● **RECORDED DATA**:
——

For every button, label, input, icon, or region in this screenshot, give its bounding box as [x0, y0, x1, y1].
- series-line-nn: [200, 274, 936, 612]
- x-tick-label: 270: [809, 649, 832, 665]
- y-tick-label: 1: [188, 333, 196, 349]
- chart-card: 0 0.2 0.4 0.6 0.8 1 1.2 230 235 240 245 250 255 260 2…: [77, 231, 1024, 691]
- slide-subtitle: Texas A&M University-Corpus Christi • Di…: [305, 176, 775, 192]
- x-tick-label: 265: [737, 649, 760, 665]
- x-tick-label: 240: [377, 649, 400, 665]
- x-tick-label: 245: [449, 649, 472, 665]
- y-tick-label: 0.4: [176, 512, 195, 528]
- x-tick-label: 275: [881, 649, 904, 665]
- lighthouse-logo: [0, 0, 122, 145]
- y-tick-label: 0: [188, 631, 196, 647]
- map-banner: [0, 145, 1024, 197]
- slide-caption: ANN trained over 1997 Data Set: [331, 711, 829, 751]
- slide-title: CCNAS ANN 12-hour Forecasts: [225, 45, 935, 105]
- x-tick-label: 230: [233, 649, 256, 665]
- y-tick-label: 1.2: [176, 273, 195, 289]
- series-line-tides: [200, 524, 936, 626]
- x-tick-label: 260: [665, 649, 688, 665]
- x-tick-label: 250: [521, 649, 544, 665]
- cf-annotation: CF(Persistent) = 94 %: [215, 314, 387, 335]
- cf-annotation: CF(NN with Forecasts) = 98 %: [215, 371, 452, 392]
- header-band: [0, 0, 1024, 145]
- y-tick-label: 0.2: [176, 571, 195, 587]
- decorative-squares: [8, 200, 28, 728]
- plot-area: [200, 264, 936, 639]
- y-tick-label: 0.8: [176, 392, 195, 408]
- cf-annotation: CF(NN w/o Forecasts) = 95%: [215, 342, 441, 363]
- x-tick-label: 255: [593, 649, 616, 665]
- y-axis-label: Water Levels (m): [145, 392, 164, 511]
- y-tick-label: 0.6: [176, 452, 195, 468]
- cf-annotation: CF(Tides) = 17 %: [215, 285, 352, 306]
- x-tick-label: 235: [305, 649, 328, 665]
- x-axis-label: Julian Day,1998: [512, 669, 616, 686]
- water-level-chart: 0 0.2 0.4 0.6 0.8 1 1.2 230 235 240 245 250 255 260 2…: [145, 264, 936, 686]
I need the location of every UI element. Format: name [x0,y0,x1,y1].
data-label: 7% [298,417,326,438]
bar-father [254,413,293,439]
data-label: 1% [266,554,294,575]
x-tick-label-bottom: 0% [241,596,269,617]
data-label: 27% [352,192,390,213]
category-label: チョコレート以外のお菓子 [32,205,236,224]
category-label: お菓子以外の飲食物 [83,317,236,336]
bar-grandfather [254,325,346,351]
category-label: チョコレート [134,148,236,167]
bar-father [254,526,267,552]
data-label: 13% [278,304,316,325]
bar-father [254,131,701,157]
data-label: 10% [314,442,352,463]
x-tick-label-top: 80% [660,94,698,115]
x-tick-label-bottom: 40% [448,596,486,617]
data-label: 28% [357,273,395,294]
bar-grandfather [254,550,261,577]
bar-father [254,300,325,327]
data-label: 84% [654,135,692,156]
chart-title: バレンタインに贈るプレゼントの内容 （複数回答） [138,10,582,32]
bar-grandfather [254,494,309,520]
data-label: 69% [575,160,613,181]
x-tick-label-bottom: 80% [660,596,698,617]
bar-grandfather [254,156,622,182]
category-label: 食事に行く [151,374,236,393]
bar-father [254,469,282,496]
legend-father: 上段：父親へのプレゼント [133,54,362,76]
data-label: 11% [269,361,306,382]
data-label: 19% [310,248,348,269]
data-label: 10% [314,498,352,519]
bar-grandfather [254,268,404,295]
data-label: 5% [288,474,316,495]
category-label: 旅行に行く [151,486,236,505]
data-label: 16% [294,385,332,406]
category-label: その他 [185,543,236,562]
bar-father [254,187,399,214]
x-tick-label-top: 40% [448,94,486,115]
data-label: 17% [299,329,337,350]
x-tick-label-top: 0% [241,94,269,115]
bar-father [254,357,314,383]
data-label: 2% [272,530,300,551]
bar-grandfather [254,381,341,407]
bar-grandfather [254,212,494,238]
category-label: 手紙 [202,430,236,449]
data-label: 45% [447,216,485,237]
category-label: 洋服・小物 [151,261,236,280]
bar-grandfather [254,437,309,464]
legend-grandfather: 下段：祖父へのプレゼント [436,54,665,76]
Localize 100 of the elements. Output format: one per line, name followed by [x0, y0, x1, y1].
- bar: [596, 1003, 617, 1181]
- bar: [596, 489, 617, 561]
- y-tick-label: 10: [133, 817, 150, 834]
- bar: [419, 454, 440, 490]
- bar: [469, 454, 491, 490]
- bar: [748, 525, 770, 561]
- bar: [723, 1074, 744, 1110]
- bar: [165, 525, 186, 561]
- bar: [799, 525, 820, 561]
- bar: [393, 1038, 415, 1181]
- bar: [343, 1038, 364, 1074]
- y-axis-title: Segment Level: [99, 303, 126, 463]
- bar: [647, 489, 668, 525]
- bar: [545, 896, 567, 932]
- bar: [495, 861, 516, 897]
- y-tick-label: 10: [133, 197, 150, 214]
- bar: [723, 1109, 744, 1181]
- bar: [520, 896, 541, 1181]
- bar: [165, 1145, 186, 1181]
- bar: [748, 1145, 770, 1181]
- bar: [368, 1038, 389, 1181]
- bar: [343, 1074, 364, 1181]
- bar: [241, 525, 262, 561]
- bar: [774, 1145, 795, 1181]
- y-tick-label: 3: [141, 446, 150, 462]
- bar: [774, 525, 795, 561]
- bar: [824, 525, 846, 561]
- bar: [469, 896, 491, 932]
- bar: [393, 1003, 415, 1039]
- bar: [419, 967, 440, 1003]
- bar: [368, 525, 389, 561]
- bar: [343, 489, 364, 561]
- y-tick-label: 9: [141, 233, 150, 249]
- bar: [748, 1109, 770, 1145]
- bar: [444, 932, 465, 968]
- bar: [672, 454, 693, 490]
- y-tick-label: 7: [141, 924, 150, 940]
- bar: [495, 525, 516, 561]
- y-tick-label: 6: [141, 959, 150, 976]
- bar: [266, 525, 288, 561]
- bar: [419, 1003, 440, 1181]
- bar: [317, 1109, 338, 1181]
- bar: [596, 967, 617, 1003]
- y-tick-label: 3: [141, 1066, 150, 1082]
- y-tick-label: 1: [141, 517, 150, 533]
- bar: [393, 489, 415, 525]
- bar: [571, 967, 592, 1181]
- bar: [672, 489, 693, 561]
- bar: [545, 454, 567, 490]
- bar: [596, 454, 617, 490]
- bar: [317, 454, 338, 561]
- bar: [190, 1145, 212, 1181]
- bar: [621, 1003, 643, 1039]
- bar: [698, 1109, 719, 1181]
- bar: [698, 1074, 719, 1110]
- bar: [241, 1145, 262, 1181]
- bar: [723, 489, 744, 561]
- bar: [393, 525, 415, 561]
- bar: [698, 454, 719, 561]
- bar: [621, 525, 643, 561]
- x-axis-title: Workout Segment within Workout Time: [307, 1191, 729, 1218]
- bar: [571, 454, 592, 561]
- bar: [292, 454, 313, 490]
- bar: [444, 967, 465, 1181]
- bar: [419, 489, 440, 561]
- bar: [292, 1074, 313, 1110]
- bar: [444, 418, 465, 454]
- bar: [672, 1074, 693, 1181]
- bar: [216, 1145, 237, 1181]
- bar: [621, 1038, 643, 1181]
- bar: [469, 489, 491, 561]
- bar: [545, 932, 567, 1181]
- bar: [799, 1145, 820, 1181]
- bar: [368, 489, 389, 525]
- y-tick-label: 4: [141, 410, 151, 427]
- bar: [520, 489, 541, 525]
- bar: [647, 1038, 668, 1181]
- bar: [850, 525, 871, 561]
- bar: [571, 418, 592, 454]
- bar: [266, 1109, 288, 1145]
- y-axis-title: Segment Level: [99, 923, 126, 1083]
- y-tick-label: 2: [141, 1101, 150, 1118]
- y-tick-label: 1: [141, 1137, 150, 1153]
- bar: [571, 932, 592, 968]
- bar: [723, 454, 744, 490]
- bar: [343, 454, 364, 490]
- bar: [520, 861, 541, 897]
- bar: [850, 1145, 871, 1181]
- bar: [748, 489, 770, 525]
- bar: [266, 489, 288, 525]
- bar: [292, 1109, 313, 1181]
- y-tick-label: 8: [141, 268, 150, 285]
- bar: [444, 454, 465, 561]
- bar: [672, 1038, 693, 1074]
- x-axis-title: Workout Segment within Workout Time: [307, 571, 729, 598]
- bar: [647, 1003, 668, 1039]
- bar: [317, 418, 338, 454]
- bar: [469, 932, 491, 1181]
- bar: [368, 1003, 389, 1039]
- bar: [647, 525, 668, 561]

——

● **PROBLEM DESCRIPTION**:
Write out the records verbatim, from their first line through the line containing "- y-tick-label: 1.2: [176, 273, 195, 289]", including both of those lines.

● **PROBLEM SOLUTION**:
For every button, label, input, icon, or region in this screenshot, give its bounding box as [x0, y0, x1, y1].
- series-line-nn: [200, 274, 936, 612]
- x-tick-label: 270: [809, 649, 832, 665]
- y-tick-label: 1: [188, 333, 196, 349]
- chart-card: 0 0.2 0.4 0.6 0.8 1 1.2 230 235 240 245 250 255 260 2…: [77, 231, 1024, 691]
- slide-subtitle: Texas A&M University-Corpus Christi • Di…: [305, 176, 775, 192]
- x-tick-label: 265: [737, 649, 760, 665]
- x-tick-label: 240: [377, 649, 400, 665]
- x-tick-label: 245: [449, 649, 472, 665]
- y-tick-label: 0.4: [176, 512, 195, 528]
- x-tick-label: 275: [881, 649, 904, 665]
- lighthouse-logo: [0, 0, 122, 145]
- y-tick-label: 0: [188, 631, 196, 647]
- map-banner: [0, 145, 1024, 197]
- slide-caption: ANN trained over 1997 Data Set: [331, 711, 829, 751]
- slide-title: CCNAS ANN 12-hour Forecasts: [225, 45, 935, 105]
- x-tick-label: 230: [233, 649, 256, 665]
- y-tick-label: 1.2: [176, 273, 195, 289]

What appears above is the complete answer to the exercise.